### WHAT IS EXPECTED:
Gather all lines in the entries that include the word "Ecole".

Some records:
>> START
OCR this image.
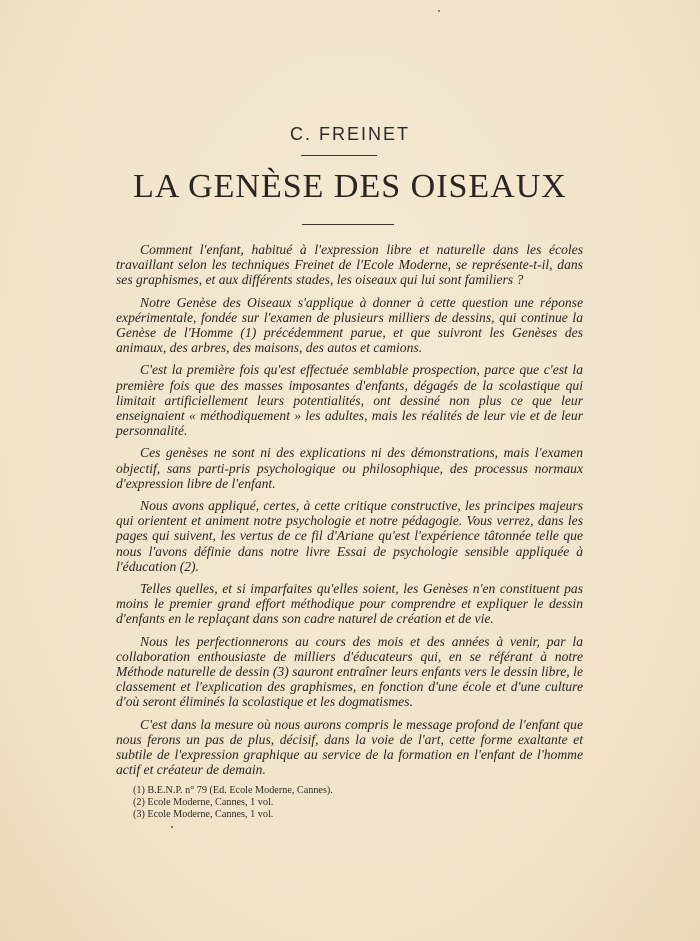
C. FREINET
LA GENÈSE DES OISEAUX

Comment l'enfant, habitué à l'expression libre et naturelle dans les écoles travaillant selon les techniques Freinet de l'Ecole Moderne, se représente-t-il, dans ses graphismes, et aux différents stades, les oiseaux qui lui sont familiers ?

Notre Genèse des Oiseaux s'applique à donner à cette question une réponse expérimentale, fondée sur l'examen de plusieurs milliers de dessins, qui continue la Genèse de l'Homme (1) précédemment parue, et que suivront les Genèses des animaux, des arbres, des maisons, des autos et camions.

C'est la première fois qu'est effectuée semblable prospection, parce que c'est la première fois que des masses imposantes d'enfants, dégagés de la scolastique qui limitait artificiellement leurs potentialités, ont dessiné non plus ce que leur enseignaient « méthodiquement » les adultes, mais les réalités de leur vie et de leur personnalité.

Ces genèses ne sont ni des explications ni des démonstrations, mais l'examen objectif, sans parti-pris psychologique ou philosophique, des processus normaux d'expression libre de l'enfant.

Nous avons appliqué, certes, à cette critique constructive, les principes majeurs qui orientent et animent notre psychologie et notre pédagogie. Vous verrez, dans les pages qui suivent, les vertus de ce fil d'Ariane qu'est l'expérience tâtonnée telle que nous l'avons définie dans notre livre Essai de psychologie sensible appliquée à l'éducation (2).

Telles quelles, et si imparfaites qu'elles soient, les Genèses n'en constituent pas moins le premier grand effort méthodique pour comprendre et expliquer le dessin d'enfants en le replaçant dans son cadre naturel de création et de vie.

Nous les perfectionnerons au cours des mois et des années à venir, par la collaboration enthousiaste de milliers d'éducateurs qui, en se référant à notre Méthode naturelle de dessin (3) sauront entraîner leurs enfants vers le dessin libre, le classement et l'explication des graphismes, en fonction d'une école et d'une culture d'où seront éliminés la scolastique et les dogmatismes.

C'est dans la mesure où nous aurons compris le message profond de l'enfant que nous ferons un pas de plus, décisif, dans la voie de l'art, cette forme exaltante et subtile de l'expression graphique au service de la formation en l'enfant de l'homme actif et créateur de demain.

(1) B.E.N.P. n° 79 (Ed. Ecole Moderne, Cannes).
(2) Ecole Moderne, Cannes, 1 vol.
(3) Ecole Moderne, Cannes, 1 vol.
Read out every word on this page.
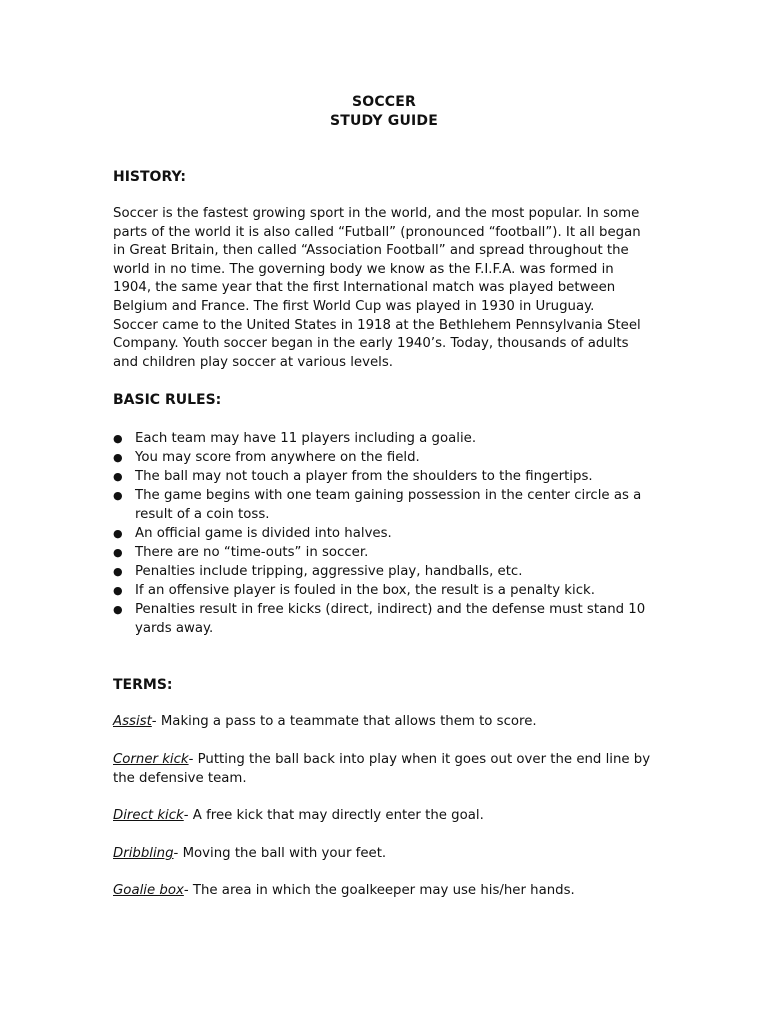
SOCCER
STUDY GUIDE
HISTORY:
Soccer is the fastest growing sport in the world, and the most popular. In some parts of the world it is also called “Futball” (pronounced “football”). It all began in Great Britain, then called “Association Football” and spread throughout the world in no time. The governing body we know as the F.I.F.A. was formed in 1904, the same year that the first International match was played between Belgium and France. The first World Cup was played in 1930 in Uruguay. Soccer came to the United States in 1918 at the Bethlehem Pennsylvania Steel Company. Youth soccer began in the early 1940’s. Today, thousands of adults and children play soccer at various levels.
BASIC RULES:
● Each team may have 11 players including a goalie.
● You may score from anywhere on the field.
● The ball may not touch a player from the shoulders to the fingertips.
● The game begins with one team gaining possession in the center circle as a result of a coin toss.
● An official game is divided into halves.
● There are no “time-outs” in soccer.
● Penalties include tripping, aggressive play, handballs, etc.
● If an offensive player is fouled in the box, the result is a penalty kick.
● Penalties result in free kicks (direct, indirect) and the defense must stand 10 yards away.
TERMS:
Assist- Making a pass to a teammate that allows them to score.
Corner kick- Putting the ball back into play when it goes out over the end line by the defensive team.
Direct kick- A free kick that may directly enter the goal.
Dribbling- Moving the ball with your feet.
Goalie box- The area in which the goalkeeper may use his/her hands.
>> END
### ANSWER:
Comment l'enfant, habitué à l'expression libre et naturelle dans les écoles travaillant selon les techniques Freinet de l'Ecole Moderne, se représente-t-il, dans ses graphismes, et aux différents stades, les oiseaux qui lui sont familiers ?
(1) B.E.N.P. n° 79 (Ed. Ecole Moderne, Cannes).
(2) Ecole Moderne, Cannes, 1 vol.
(3) Ecole Moderne, Cannes, 1 vol.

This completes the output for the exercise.